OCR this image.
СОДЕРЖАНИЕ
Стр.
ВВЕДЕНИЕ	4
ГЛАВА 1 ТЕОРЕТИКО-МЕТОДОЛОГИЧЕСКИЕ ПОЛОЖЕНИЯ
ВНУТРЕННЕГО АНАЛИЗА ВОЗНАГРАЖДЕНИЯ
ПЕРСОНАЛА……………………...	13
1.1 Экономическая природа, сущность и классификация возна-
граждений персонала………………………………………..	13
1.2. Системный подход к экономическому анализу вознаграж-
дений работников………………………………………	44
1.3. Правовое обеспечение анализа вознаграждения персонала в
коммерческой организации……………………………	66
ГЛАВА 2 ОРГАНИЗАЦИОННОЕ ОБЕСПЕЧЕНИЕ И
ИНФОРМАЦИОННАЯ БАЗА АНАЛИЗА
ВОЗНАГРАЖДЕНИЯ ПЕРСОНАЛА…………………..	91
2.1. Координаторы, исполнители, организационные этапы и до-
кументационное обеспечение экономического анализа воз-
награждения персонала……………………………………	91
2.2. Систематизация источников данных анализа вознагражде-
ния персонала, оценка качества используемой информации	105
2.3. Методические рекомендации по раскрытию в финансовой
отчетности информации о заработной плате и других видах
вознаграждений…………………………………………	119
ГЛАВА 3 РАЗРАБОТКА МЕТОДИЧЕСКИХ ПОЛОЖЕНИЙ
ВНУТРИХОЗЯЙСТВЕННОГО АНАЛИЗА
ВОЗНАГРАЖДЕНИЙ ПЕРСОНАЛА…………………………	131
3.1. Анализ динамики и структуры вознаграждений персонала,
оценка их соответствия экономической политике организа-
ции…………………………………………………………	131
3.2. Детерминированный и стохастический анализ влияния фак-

Stated problem | Restate all of the entries above precisely.

Output below |
OCR this image.
СОДЕРЖАНИЕ
Стр.
ВВЕДЕНИЕ	4
ГЛАВА 1 ТЕОРЕТИКО-МЕТОДОЛОГИЧЕСКИЕ ПОЛОЖЕНИЯ
ВНУТРЕННЕГО АНАЛИЗА ВОЗНАГРАЖДЕНИЯ
ПЕРСОНАЛА……………………...	13
1.1 Экономическая природа, сущность и классификация возна-
граждений персонала………………………………………..	13
1.2. Системный подход к экономическому анализу вознаграж-
дений работников………………………………………	44
1.3. Правовое обеспечение анализа вознаграждения персонала в
коммерческой организации……………………………	66
ГЛАВА 2 ОРГАНИЗАЦИОННОЕ ОБЕСПЕЧЕНИЕ И
ИНФОРМАЦИОННАЯ БАЗА АНАЛИЗА
ВОЗНАГРАЖДЕНИЯ ПЕРСОНАЛА…………………..	91
2.1. Координаторы, исполнители, организационные этапы и до-
кументационное обеспечение экономического анализа воз-
награждения персонала……………………………………	91
2.2. Систематизация источников данных анализа вознагражде-
ния персонала, оценка качества используемой информации	105
2.3. Методические рекомендации по раскрытию в финансовой
отчетности информации о заработной плате и других видах
вознаграждений…………………………………………	119
ГЛАВА 3 РАЗРАБОТКА МЕТОДИЧЕСКИХ ПОЛОЖЕНИЙ
ВНУТРИХОЗЯЙСТВЕННОГО АНАЛИЗА
ВОЗНАГРАЖДЕНИЙ ПЕРСОНАЛА…………………………	131
3.1. Анализ динамики и структуры вознаграждений персонала,
оценка их соответствия экономической политике организа-
ции…………………………………………………………	131
3.2. Детерминированный и стохастический анализ влияния фак-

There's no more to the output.